● **Descrizione del compito**:
Puoi estrarre per intero il brano sul pentimento di essere madri, riportandolo parola per parola?

● **Brano fornito**:
E’ umanamente possibile pentirsi di essere diventata madre?
Per la scrittrice e sociologa israeliana Orna Donath, autrice del libro Pentirsi di essere madri, sembrerebbe di sì. (Qui l’anteprima) E come lei, anche le 23 donne israeliane intervistate tra il 2008 e il 2013.

La donna, in quanto tale, è spesso oggetto di biasimo feroce, commiserazione o lode in relazione al suo ruolo di procreatrice. Viene tacciata di essere “anormale” se non li fa, compianta se li ha troppo giovane, ridicolizzata quando è troppo vecchia per averli, ostacolata se intende interrompere la gravidanza, compatita se li tira su da sola, condannata se li ha con uno spermatozoo extraconiugale, messa alla pubblica gogna quando pagata per partorire il figlio di un’altra…

Insomma, la donna è primariamente un corpo. E quando non è vista come contenitore più o meno sacro da riempire, è giudicata come ammasso di carne e ossa da vestire, truccare, fotografare, camuffare, mettere in posa, possedere, far dimagrire, tagliare, ricucire e via discorrendo.

Si è scritto di tutto sulle donne e il loro corpo, donne come compartimenti stagni viste (quasi) unicamente come madri o mannequin, fidanzate o mogli; si continua a dibattere senza sosta sulle vite spezzate che mai più saranno in grado di muovere un muscolo, depredate della vita da quegli uomini che in loro vedevano solo massa, materia. Corpi, appunto.

Si è scritto di tutto senza riuscire a trovare una tregua, una guarigione, un luogo di pace all’interno della società, per tutte.

(Record tratti da un dataset)
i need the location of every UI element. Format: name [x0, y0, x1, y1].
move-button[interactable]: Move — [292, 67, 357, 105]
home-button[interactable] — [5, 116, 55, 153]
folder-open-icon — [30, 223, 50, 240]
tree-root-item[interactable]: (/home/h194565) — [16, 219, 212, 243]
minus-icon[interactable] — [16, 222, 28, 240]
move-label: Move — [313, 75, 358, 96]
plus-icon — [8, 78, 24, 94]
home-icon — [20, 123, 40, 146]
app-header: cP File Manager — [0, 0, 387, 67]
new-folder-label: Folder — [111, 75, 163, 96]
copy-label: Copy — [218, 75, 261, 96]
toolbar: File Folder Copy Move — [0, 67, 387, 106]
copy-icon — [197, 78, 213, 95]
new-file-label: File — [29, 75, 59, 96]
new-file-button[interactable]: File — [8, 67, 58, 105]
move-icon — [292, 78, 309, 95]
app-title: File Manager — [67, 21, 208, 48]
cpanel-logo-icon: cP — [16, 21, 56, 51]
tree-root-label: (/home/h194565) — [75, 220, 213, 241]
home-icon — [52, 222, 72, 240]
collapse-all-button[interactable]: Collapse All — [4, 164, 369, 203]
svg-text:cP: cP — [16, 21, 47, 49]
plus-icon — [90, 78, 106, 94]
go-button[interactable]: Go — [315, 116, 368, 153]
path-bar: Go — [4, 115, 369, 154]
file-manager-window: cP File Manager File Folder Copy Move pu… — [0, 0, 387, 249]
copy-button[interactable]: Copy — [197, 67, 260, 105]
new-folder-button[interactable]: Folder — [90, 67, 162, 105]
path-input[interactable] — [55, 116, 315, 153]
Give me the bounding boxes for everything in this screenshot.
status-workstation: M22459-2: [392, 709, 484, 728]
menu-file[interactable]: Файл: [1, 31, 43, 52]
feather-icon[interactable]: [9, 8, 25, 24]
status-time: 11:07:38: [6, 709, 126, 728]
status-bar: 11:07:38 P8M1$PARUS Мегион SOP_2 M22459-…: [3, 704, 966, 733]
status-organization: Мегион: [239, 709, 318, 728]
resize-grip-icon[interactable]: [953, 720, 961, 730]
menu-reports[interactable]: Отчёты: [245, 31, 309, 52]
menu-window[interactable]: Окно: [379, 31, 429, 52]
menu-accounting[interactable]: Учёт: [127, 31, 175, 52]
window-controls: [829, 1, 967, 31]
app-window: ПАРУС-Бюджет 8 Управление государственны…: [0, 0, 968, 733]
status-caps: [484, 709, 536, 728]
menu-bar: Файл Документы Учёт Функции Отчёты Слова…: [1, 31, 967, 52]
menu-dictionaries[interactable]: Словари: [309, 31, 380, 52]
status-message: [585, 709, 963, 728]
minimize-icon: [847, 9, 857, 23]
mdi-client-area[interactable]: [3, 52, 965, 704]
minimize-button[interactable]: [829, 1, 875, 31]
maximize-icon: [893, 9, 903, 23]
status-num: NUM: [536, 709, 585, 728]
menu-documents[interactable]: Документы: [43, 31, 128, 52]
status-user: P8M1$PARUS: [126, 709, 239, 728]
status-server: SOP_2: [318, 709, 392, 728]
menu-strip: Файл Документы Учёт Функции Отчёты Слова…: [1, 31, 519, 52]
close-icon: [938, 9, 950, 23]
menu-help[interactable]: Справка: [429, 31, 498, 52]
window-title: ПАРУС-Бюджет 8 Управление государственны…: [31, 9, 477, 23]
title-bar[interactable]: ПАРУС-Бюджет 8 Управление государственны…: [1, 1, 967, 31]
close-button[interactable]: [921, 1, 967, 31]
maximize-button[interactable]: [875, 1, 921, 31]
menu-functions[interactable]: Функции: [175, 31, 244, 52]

● **Sezione risposta**:
E’ umanamente possibile pentirsi di essere diventata madre?
Per la scrittrice e sociologa israeliana Orna Donath, autrice del libro Pentirsi di essere madri, sembrerebbe di sì. (Qui l’anteprima) E come lei, anche le 23 donne israeliane intervistate tra il 2008 e il 2013.

La donna, in quanto tale, è spesso oggetto di biasimo feroce, commiserazione o lode in relazione al suo ruolo di procreatrice. Viene tacciata di essere “anormale” se non li fa, compianta se li ha troppo giovane, ridicolizzata quando è troppo vecchia per averli, ostacolata se intende interrompere la gravidanza, compatita se li tira su da sola, condannata se li ha con uno spermatozoo extraconiugale, messa alla pubblica gogna quando pagata per partorire il figlio di un’altra…

Insomma, la donna è primariamente un corpo. E quando non è vista come contenitore più o meno sacro da riempire, è giudicata come ammasso di carne e ossa da vestire, truccare, fotografare, camuffare, mettere in posa, possedere, far dimagrire, tagliare, ricucire e via discorrendo.

Si è scritto di tutto sulle donne e il loro corpo, donne come compartimenti stagni viste (quasi) unicamente come madri o mannequin, fidanzate o mogli; si continua a dibattere senza sosta sulle vite spezzate che mai più saranno in grado di muovere un muscolo, depredate della vita da quegli uomini che in loro vedevano solo massa, materia. Corpi, appunto.

Si è scritto di tutto senza riuscire a trovare una tregua, una guarigione, un luogo di pace all’interno della società, per tutte.